(Data records)

--------

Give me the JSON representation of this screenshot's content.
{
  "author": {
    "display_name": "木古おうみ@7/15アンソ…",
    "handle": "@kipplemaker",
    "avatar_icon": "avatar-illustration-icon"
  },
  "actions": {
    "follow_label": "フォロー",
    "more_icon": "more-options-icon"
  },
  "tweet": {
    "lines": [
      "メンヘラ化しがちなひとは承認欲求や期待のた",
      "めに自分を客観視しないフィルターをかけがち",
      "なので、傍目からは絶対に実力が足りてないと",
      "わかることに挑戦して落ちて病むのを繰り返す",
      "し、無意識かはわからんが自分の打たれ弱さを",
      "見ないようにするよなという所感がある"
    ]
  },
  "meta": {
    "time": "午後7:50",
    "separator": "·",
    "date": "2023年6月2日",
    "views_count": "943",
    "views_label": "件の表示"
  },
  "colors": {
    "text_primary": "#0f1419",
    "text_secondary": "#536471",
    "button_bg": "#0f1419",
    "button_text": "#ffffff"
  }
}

--------

All of the entries must be written out exactly as they stand.

Give me the JSON representation of this screenshot's content.
{
  "author": {
    "display_name": "木古おうみ@7/15アンソ…",
    "handle": "@kipplemaker",
    "avatar_icon": "avatar-illustration-icon"
  },
  "actions": {
    "follow_label": "フォロー",
    "more_icon": "more-options-icon"
  },
  "tweet": {
    "lines": [
      "メンヘラ化しがちなひとは承認欲求や期待のた",
      "めに自分を客観視しないフィルターをかけがち",
      "なので、傍目からは絶対に実力が足りてないと",
      "わかることに挑戦して落ちて病むのを繰り返す",
      "し、無意識かはわからんが自分の打たれ弱さを",
      "見ないようにするよなという所感がある"
    ]
  },
  "meta": {
    "time": "午後7:50",
    "separator": "·",
    "date": "2023年6月2日",
    "views_count": "943",
    "views_label": "件の表示"
  },
  "colors": {
    "text_primary": "#0f1419",
    "text_secondary": "#536471",
    "button_bg": "#0f1419",
    "button_text": "#ffffff"
  }
}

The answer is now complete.